* [PROBLEM TO SOLVE] Locate each line in the records containing "this". Copy it.
# # #
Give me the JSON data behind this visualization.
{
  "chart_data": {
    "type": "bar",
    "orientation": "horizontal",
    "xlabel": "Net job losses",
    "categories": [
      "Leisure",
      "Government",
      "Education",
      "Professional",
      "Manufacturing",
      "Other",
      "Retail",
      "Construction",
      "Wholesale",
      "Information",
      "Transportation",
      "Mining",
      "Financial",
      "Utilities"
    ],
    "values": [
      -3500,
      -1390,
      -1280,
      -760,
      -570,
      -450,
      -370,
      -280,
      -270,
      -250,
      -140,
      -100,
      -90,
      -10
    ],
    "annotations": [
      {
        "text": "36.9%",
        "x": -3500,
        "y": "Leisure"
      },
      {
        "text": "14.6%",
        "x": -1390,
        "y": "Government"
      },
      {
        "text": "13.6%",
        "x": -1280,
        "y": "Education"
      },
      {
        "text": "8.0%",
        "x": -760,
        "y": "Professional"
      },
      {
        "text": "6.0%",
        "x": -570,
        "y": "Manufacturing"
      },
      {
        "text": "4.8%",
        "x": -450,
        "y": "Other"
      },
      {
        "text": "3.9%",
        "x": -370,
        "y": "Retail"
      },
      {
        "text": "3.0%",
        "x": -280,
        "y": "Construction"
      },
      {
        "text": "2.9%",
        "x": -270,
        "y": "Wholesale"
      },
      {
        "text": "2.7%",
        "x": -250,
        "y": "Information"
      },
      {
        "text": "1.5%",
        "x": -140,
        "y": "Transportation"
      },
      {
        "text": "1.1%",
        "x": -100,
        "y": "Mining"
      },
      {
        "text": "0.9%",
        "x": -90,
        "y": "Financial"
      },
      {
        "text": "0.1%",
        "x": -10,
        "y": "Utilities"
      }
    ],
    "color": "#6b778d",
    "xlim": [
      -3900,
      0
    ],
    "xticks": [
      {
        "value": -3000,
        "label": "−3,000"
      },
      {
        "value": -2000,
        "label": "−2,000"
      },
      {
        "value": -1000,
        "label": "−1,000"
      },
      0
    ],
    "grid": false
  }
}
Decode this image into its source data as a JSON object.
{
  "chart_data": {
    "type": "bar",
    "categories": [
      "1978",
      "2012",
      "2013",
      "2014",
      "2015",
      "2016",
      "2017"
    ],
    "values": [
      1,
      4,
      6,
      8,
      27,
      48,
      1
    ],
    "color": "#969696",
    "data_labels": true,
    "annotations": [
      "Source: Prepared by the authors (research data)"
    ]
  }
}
# # #
* [REPLY]
Give me the JSON data behind this visualization.
Decode this image into its source data as a JSON object.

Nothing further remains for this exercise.